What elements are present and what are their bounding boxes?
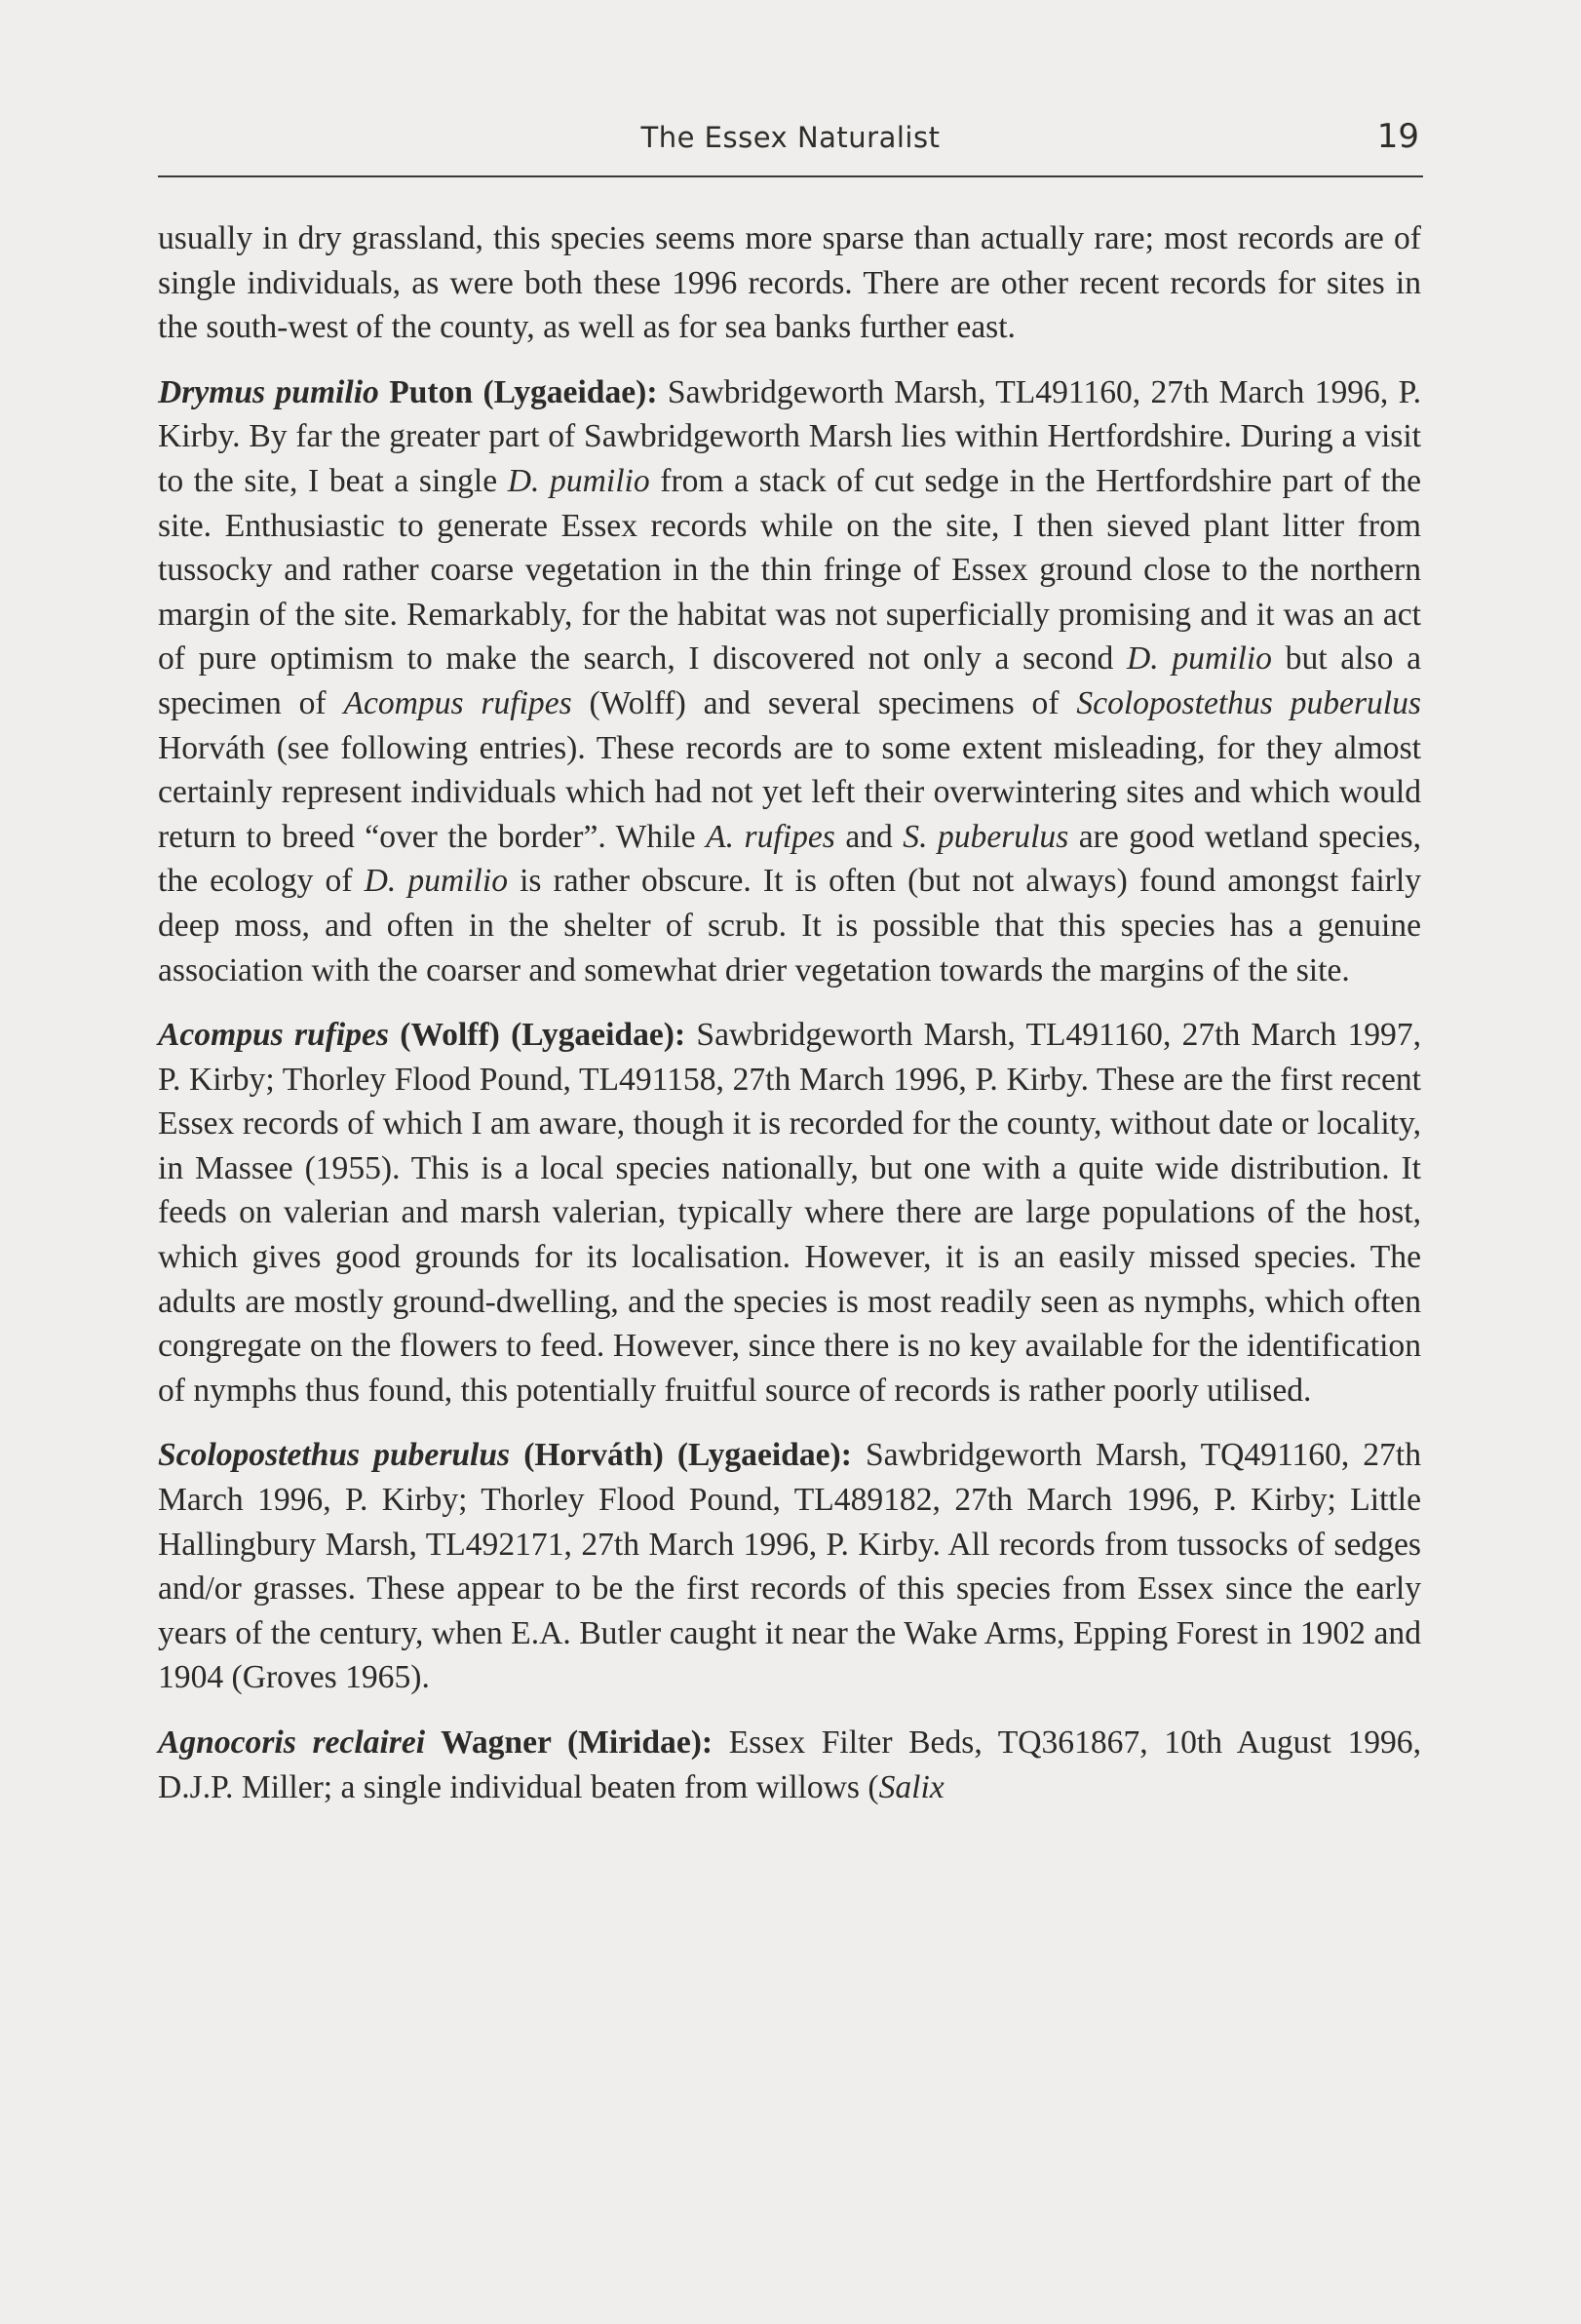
species-entry-agnocoris-reclairei [158,1721,1421,1809]
species-entry-drymus-pumilio [158,370,1421,992]
entry-text: Horváth (see following entries). These records are to some extent misleading, for they almost certainly represent individuals which had not yet left their overwintering sites and which would return to breed “over the border”. While [158,729,1421,855]
species-entry-acompus-rufipes [158,1013,1421,1413]
italic-species-ref: Salix [878,1768,945,1805]
journal-title: The Essex Naturalist [640,121,941,154]
italic-species-ref: Scolopostethus puberulus [1076,684,1421,721]
entry-text: are good wetland species, the ecology of [158,818,1421,900]
page-number: 19 [1376,117,1419,156]
species-author-family: Wagner (Miridae): [425,1724,713,1761]
entry-text: from a stack of cut sedge in the Hertfordshire part of the site. Enthusiastic to generate Essex records while on the site, I then sieved plant litter from tussocky and rather coarse vegetation in the thin fringe of Essex ground close to the northern margin of the site. Remarkably, for the habitat was not superficially promising and it was an act of pure optimism to make the search, I discovered not only a second [158,462,1421,678]
entry-text: Sawbridgeworth Marsh, TL491160, 27th March 1996, P. Kirby. By far the greater part of Sawbridgeworth Marsh lies within Hertfordshire. During a visit to the site, I beat a single [158,373,1421,499]
entry-text: is rather obscure. It is often (but not always) found amongst fairly deep moss, and often in the shelter of scrub. It is possible that this species has a genuine association with the coarser and somewhat drier vegetation towards the margins of the site. [158,863,1421,988]
species-author-family: (Horváth) (Lygaeidae): [510,1437,852,1474]
italic-species-ref: D. pumilio [364,863,508,900]
entry-text: Essex Filter Beds, TQ361867, 10th August 1996, D.J.P. Miller; a single individual beaten from willows ( [158,1724,1421,1805]
entry-text: (Wolff) and several specimens of [571,684,1077,721]
entry-text: Sawbridgeworth Marsh, TL491160, 27th March 1997, P. Kirby; Thorley Flood Pound, TL491158, 27th March 1996, P. Kirby. These are the first recent Essex records of which I am aware, though it is recorded for the county, without date or locality, in Massee (1955). This is a local species nationally, but one with a quite wide distribution. It feeds on valerian and marsh valerian, typically where there are large populations of the host, which gives good grounds for its localisation. However, it is an easily missed species. The adults are mostly ground-dwelling, and the species is most readily seen as nymphs, which often congregate on the flowers to feed. However, since there is no key available for the identification of nymphs thus found, this potentially fruitful source of records is rather poorly utilised. [158,1017,1421,1409]
italic-species-ref: A. rufipes [706,818,835,855]
species-author-family: (Wolff) (Lygaeidae): [389,1017,686,1054]
italic-species-ref: D. pumilio [507,462,650,499]
entry-text: and [834,818,904,855]
paragraph-text: usually in dry grassland, this species seems more sparse than actually rare; most records are of single individuals, as were both these 1996 records. There are other recent records for sites in the south-west of the county, as well as for sea banks further east. [158,220,1421,346]
italic-species-ref: S. puberulus [903,818,1069,855]
species-name: Drymus pumilio [158,373,379,410]
italic-species-ref: D. pumilio [1127,640,1272,678]
paragraph-continuation [158,216,1421,350]
entry-text: but also a specimen of [158,640,1421,721]
species-author-family: Puton (Lygaeidae): [378,373,658,410]
article-body [158,216,1421,1830]
species-entry-scolopostethus-puberulus [158,1433,1421,1700]
italic-species-ref: Acompus rufipes [343,684,572,721]
running-header [158,117,1423,177]
entry-text: Sawbridgeworth Marsh, TQ491160, 27th March 1996, P. Kirby; Thorley Flood Pound, TL489182, 27th March 1996, P. Kirby; Little Hallingbury Marsh, TL492171, 27th March 1996, P. Kirby. All records from tussocks of sedges and/or grasses. These appear to be the first records of this species from Essex since the early years of the century, when E.A. Butler caught it near the Wake Arms, Epping Forest in 1902 and 1904 (Groves 1965). [158,1437,1421,1696]
species-name: Scolopostethus puberulus [158,1437,511,1474]
species-name: Agnocoris reclairei [158,1724,426,1761]
species-name: Acompus rufipes [158,1017,390,1054]
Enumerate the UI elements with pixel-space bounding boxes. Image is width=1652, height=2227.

****

TASK REQUIREMENTS
Rewrite the entries from the line containing "species-entry-agnocoris-reclairei [158,1721,1421,1809]" through the line containing "entry-text: (Wolff) and", putting "hibernation" in place of "overwintering" and changing nothing else. Give only those lines.

ANSWER IN FULL
species-entry-agnocoris-reclairei [158,1721,1421,1809]
species-entry-drymus-pumilio [158,370,1421,992]
entry-text: Horváth (see following entries). These records are to some extent misleading, for they almost certainly represent individuals which had not yet left their hibernation sites and which would return to breed “over the border”. While [158,729,1421,855]
species-entry-acompus-rufipes [158,1013,1421,1413]
italic-species-ref: Salix [878,1768,945,1805]
journal-title: The Essex Naturalist [640,121,941,154]
italic-species-ref: Scolopostethus puberulus [1076,684,1421,721]
entry-text: are good wetland species, the ecology of [158,818,1421,900]
page-number: 19 [1376,117,1419,156]
species-author-family: Wagner (Miridae): [425,1724,713,1761]
entry-text: from a stack of cut sedge in the Hertfordshire part of the site. Enthusiastic to generate Essex records while on the site, I then sieved plant litter from tussocky and rather coarse vegetation in the thin fringe of Essex ground close to the northern margin of the site. Remarkably, for the habitat was not superficially promising and it was an act of pure optimism to make the search, I discovered not only a second [158,462,1421,678]
entry-text: Sawbridgeworth Marsh, TL491160, 27th March 1996, P. Kirby. By far the greater part of Sawbridgeworth Marsh lies within Hertfordshire. During a visit to the site, I beat a single [158,373,1421,499]
entry-text: is rather obscure. It is often (but not always) found amongst fairly deep moss, and often in the shelter of scrub. It is possible that this species has a genuine association with the coarser and somewhat drier vegetation towards the margins of the site. [158,863,1421,988]
species-author-family: (Horváth) (Lygaeidae): [510,1437,852,1474]
italic-species-ref: D. pumilio [364,863,508,900]
entry-text: Essex Filter Beds, TQ361867, 10th August 1996, D.J.P. Miller; a single individual beaten from willows ( [158,1724,1421,1805]
entry-text: (Wolff) and several specimens of [571,684,1077,721]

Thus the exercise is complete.